Logistic Regression Interview Questions – Part 2
Q1. What is the Maximum Likelihood Estimator (MLE)?
The
MLE chooses those sets of unknown parameters (estimator) that maximise
the likelihood function. The method to find the MLE is to use calculus
and setting the derivative of the logistic function with respect to an
unknown parameter to zero, and solving it will give the MLE. For a
binomial model, this will be easy, but for a logistic model, the
calculations are complex. Computer programs are used for deriving MLE
for logistic models.
(Here’s another approach to answering the question.)
MLE is a statistical approach to estimate the parameters of a mathematical model. MLE and ordinary square estimation give the same results for linear regression if the dependent variable is assumed to be normally distributed. MLE does not assume anything about independent variables.
Q2. What are the different methods of MLE and when is each method preferred?
In
the case of logistic regression, there are two approaches to MLE. They
are conditional and unconditional methods. Conditional and unconditional
methods are algorithms that use different likelihood functions. The
unconditional formula employs the joint probability of positives (for
example, churn) and negatives (for example, non-churn). The conditional
formula is the ratio of the probability of observed data to the
probability of all possible configurations.
The unconditional method is preferred if the number of parameters is lower compared to the number of instances. If the number of parameters is high compared to the number of instances, then conditional MLE is to be preferred. Statisticians suggest that conditional MLE is to be used when in doubt. Conditional MLE will always provide unbiased results.

- Work instructions:
a) In the logistic regression text above, quote the passage starting with "Q2. What are" and going on through "provide unbiased results.".
b) Answer these questions using the logistic regression text above:
(i) According to the text, MLE does not assume anything about what?
(ii) What are the two approaches to MLE in logistic regression?
(iii) Which method do statisticians suggest using when in doubt?

- Data provided:
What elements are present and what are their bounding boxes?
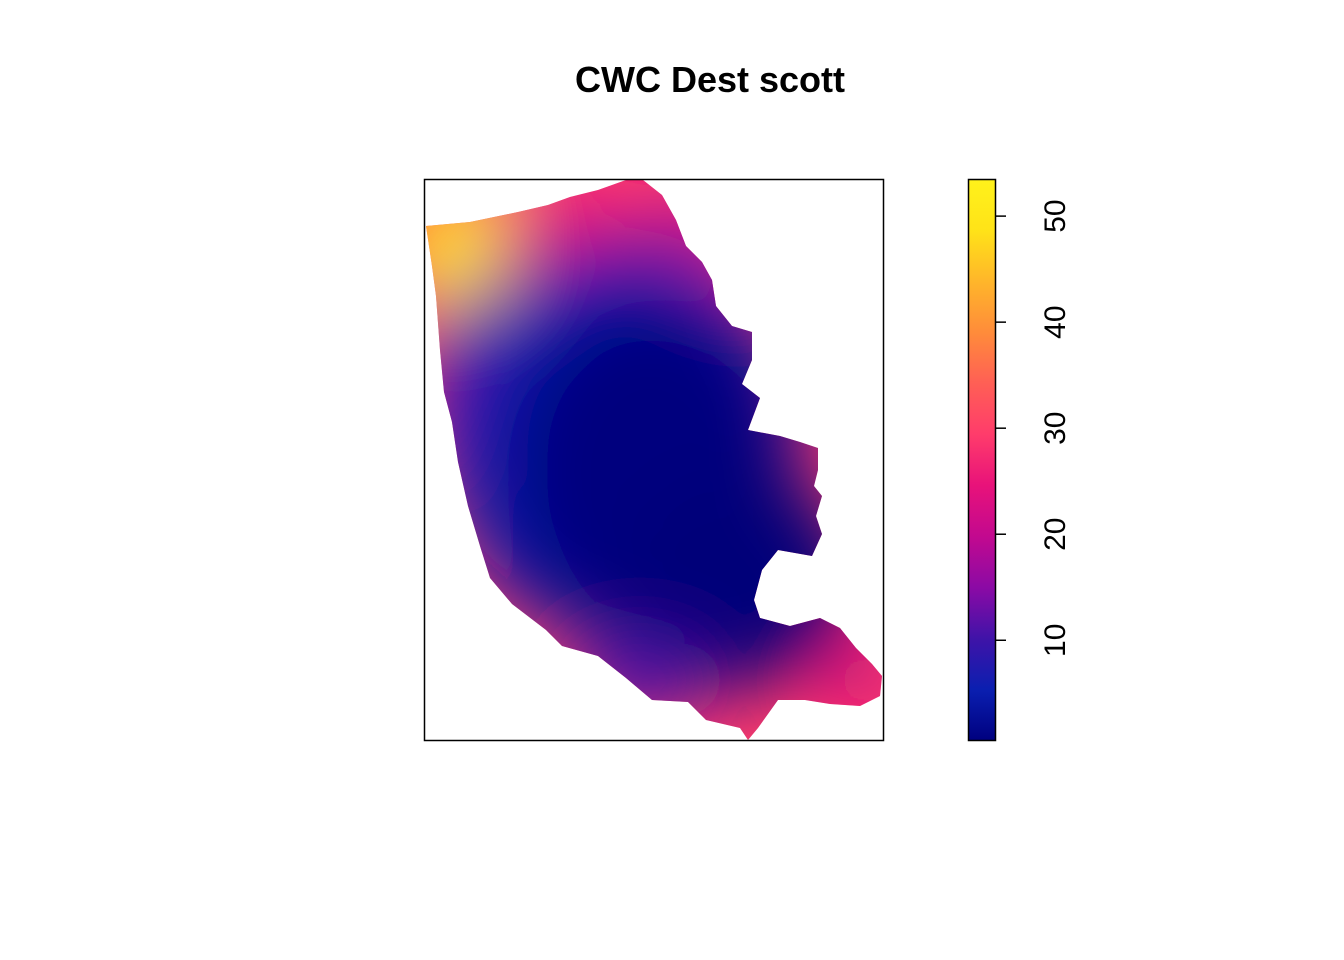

- Solutions per task:
a)
Q2. What are the different methods of MLE and when is each method preferred?
In
the case of logistic regression, there are two approaches to MLE. They
are conditional and unconditional methods. Conditional and unconditional
methods are algorithms that use different likelihood functions. The
unconditional formula employs the joint probability of positives (for
example, churn) and negatives (for example, non-churn). The conditional
formula is the ratio of the probability of observed data to the
probability of all possible configurations.
The unconditional method is preferred if the number of parameters is lower compared to the number of instances. If the number of parameters is high compared to the number of instances, then conditional MLE is to be preferred. Statisticians suggest that conditional MLE is to be used when in doubt. Conditional MLE will always provide unbiased results.

b)
(i) Independent variables.
(ii) The conditional and unconditional methods.
(iii) Conditional MLE.